Data for this exercise:
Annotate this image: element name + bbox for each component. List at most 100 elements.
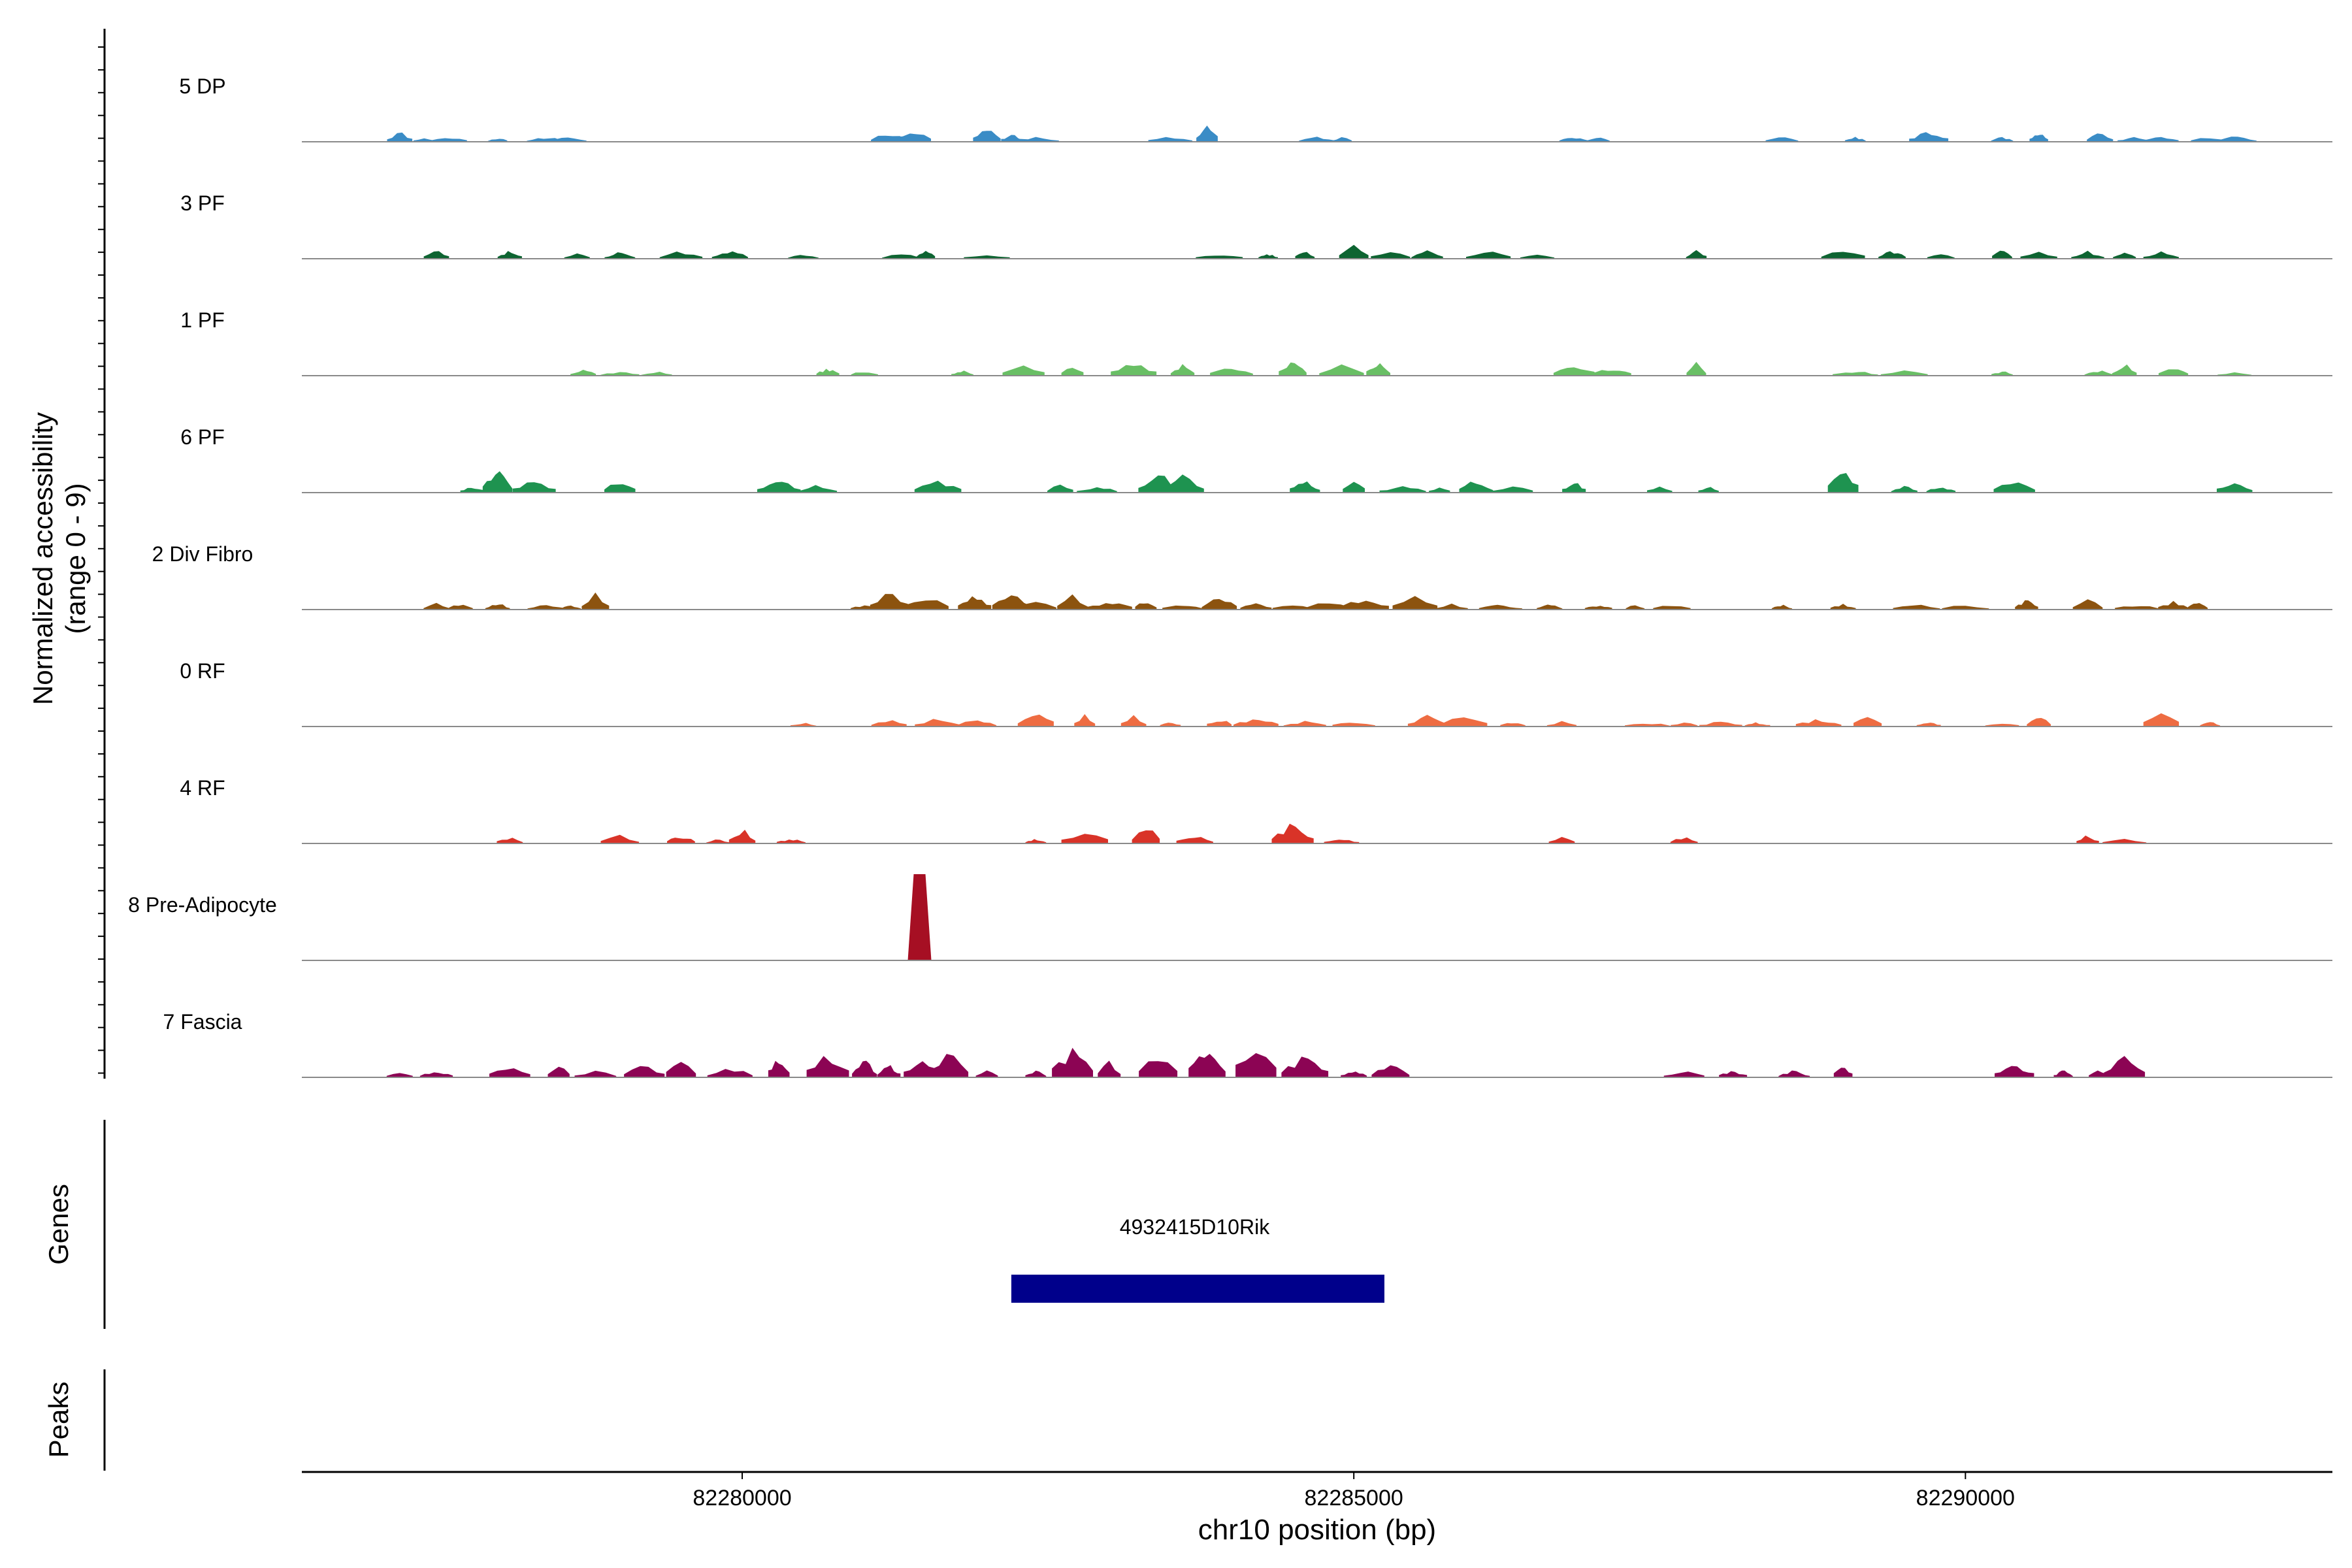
coverage-peak — [460, 487, 486, 493]
coverage-peak — [1188, 1054, 1226, 1077]
coverage-peak — [2200, 722, 2221, 727]
track-label: 4 RF — [180, 776, 225, 800]
coverage-peak — [1170, 364, 1195, 376]
coverage-peak — [1283, 721, 1326, 727]
coverage-peak — [1663, 1071, 1705, 1077]
coverage-peak — [1366, 363, 1390, 376]
coverage-peak — [1686, 250, 1707, 259]
track-0-rf: 0 RF — [180, 659, 2332, 727]
coverage-peak — [896, 133, 931, 142]
coverage-peak — [2217, 372, 2252, 376]
coverage-peak — [788, 255, 819, 259]
coverage-peak — [1440, 717, 1488, 727]
coverage-peak — [485, 604, 510, 610]
coverage-peak — [1371, 252, 1411, 259]
y-axis-label-range: (range 0 - 9) — [60, 483, 91, 634]
coverage-peak — [1196, 255, 1243, 259]
coverage-peak — [1833, 372, 1878, 376]
coverage-peak — [1466, 252, 1511, 259]
coverage-peak — [975, 1070, 998, 1077]
coverage-peak — [1893, 604, 1940, 610]
coverage-peak — [1546, 721, 1576, 727]
peaks-panel: Peaks — [43, 1369, 106, 1471]
coverage-peak — [2113, 252, 2136, 259]
coverage-peak — [1379, 486, 1426, 493]
coverage-peak — [1844, 137, 1866, 142]
coverage-peak — [870, 594, 908, 610]
coverage-peak — [964, 255, 1010, 259]
coverage-peak — [449, 604, 473, 610]
coverage-peak — [757, 482, 801, 493]
coverage-peak — [624, 1066, 665, 1077]
coverage-peak — [973, 131, 1001, 142]
x-axis: 82280000 82285000 82290000 chr10 position … — [302, 1471, 2332, 1546]
coverage-peak — [1240, 603, 1272, 610]
coverage-peak — [1407, 715, 1447, 727]
coverage-peak — [951, 370, 973, 376]
coverage-peak — [1821, 252, 1865, 259]
coverage-peak — [1590, 370, 1631, 376]
coverage-peak — [413, 138, 435, 142]
coverage-tracks: 5 DP 3 PF 1 PF 6 PF 2 Div Fibro 0 RF 4 RF 8 Pre… — [128, 74, 2332, 1078]
coverage-peak — [1991, 137, 2014, 142]
coverage-peak — [570, 370, 596, 376]
coverage-peak — [482, 471, 513, 493]
coverage-peak — [1343, 482, 1365, 493]
coverage-peak — [2027, 717, 2051, 727]
coverage-peak — [1625, 605, 1645, 610]
coverage-peak — [2020, 252, 2057, 259]
track-label: 2 Div Fibro — [152, 542, 253, 566]
coverage-peak — [1878, 251, 1906, 259]
track-label: 0 RF — [180, 659, 225, 683]
genes-panel-label: Genes — [43, 1184, 74, 1265]
coverage-peak — [2212, 137, 2257, 142]
coverage-peak — [1670, 837, 1698, 843]
coverage-peak — [1160, 723, 1181, 727]
coverage-peak — [1500, 723, 1526, 727]
coverage-peak — [564, 253, 590, 259]
coverage-peak — [907, 874, 932, 960]
coverage-peak — [1647, 486, 1673, 493]
coverage-peak — [1795, 719, 1842, 727]
coverage-peak — [581, 592, 610, 610]
coverage-peak — [574, 1070, 617, 1077]
track-label: 1 PF — [180, 308, 225, 332]
coverage-peak — [1012, 137, 1059, 142]
coverage-peak — [1371, 1065, 1410, 1077]
coverage-peak — [1548, 837, 1575, 843]
coverage-peak — [641, 372, 672, 376]
coverage-peak — [604, 484, 636, 493]
coverage-peak — [2143, 713, 2180, 727]
coverage-peak — [1061, 368, 1084, 376]
coverage-peak — [600, 372, 640, 376]
coverage-peak — [1559, 138, 1589, 142]
y-axis — [98, 29, 106, 1079]
coverage-peak — [1196, 125, 1218, 142]
coverage-peak — [1537, 604, 1563, 610]
coverage-peak — [1341, 1071, 1367, 1077]
coverage-peak — [1271, 823, 1314, 843]
coverage-peak — [423, 251, 449, 259]
coverage-peak — [1086, 603, 1132, 610]
coverage-peak — [1324, 840, 1360, 843]
track-6-pf: 6 PF — [180, 425, 2332, 493]
coverage-peak — [386, 1073, 413, 1077]
coverage-peak — [1281, 1056, 1329, 1077]
x-tick-label: 82280000 — [693, 1486, 791, 1511]
coverage-peak — [1207, 721, 1232, 727]
coverage-peak — [1343, 600, 1389, 610]
x-axis-label: chr10 position (bp) — [1198, 1514, 1436, 1546]
coverage-peak — [932, 1054, 969, 1077]
coverage-peak — [2084, 370, 2115, 376]
coverage-peak — [871, 720, 907, 727]
coverage-peak — [806, 1056, 849, 1077]
coverage-peak — [1698, 487, 1719, 493]
coverage-peak — [527, 605, 566, 610]
coverage-peak — [1587, 137, 1610, 142]
coverage-peak — [953, 720, 997, 727]
coverage-peak — [1074, 714, 1096, 727]
coverage-peak — [851, 372, 878, 376]
coverage-peak — [2029, 135, 2048, 142]
coverage-peak — [1025, 839, 1047, 843]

Task item: Go through the listing, find each line with the word "Fibro", and copy it.

Reply to the task:
coverage-tracks: 5 DP 3 PF 1 PF 6 PF 2 Div Fibro 0 RF 4 RF 8 Pre… — [128, 74, 2332, 1078]
track-label: 2 Div Fibro — [152, 542, 253, 566]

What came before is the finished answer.